Return the material exactly as supplied, apart from the pictures, which are omitted.

------ MATERIAL SUPPLIED ------

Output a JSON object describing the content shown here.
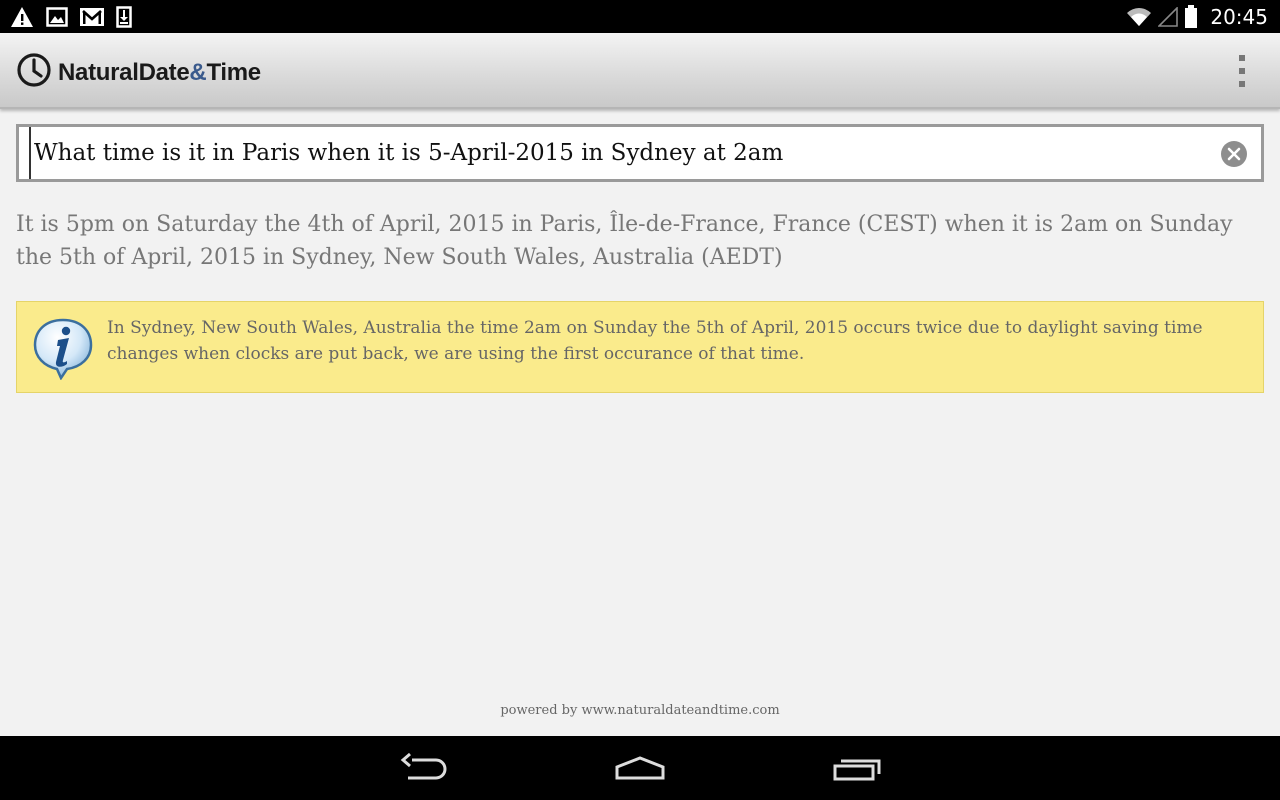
{
  "status_bar": {
    "left_icons": [
      "warning-icon",
      "image-icon",
      "gmail-icon",
      "download-icon"
    ],
    "right_icons": [
      "wifi-icon",
      "signal-icon",
      "battery-icon"
    ],
    "time": "20:45"
  },
  "action_bar": {
    "logo_icon": "clock-icon",
    "app_name_part1": "NaturalDate",
    "app_name_amp": "&",
    "app_name_part2": "Time",
    "menu_icon": "overflow-menu-icon"
  },
  "search": {
    "value": "What time is it in Paris when it is 5-April-2015 in Sydney at 2am",
    "clear_icon": "clear-icon"
  },
  "answer": {
    "text": "It is 5pm on Saturday the 4th of April, 2015 in Paris, Île-de-France, France (CEST) when it is 2am on Sunday the 5th of April, 2015 in Sydney, New South Wales, Australia (AEDT)"
  },
  "info": {
    "icon": "info-icon",
    "text": "In Sydney, New South Wales, Australia the time 2am on Sunday the 5th of April, 2015 occurs twice due to daylight saving time changes when clocks are put back, we are using the first occurance of that time."
  },
  "footer": {
    "powered_by": "powered by www.naturaldateandtime.com"
  },
  "nav_bar": {
    "buttons": [
      "back-icon",
      "home-icon",
      "recent-apps-icon"
    ]
  },
  "colors": {
    "info_background": "#faeb8c",
    "logo_amp": "#3a5a8c"
  }
}
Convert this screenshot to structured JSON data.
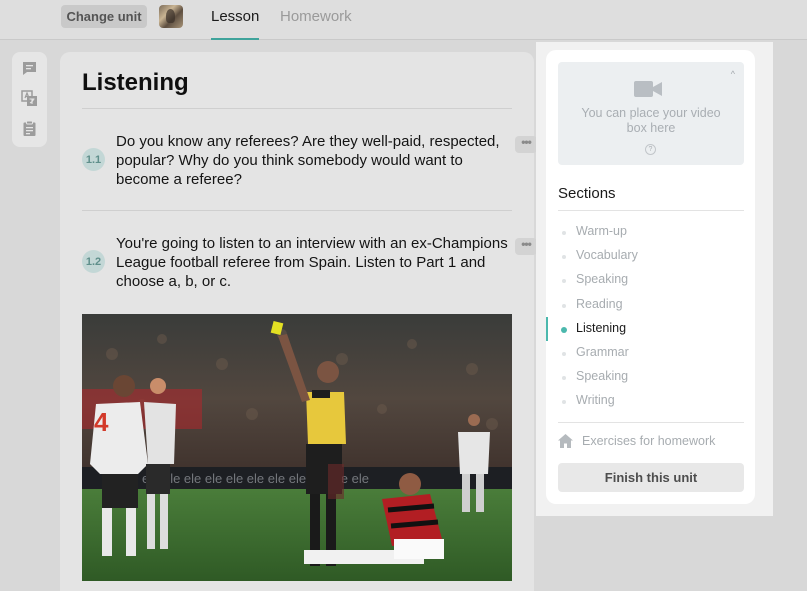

------

■ TASK RESULT ■
Output a JSON object describing the content shown here.
{
  "status_bar": {
    "left_icons": [
      "warning-icon",
      "image-icon",
      "gmail-icon",
      "download-icon"
    ],
    "right_icons": [
      "wifi-icon",
      "signal-icon",
      "battery-icon"
    ],
    "time": "20:45"
  },
  "action_bar": {
    "logo_icon": "clock-icon",
    "app_name_part1": "NaturalDate",
    "app_name_amp": "&",
    "app_name_part2": "Time",
    "menu_icon": "overflow-menu-icon"
  },
  "search": {
    "value": "What time is it in Paris when it is 5-April-2015 in Sydney at 2am",
    "clear_icon": "clear-icon"
  },
  "answer": {
    "text": "It is 5pm on Saturday the 4th of April, 2015 in Paris, Île-de-France, France (CEST) when it is 2am on Sunday the 5th of April, 2015 in Sydney, New South Wales, Australia (AEDT)"
  },
  "info": {
    "icon": "info-icon",
    "text": "In Sydney, New South Wales, Australia the time 2am on Sunday the 5th of April, 2015 occurs twice due to daylight saving time changes when clocks are put back, we are using the first occurance of that time."
  },
  "footer": {
    "powered_by": "powered by www.naturaldateandtime.com"
  },
  "nav_bar": {
    "buttons": [
      "back-icon",
      "home-icon",
      "recent-apps-icon"
    ]
  },
  "colors": {
    "info_background": "#faeb8c",
    "logo_amp": "#3a5a8c"
  }
}
Convert this screenshot to structured JSON data.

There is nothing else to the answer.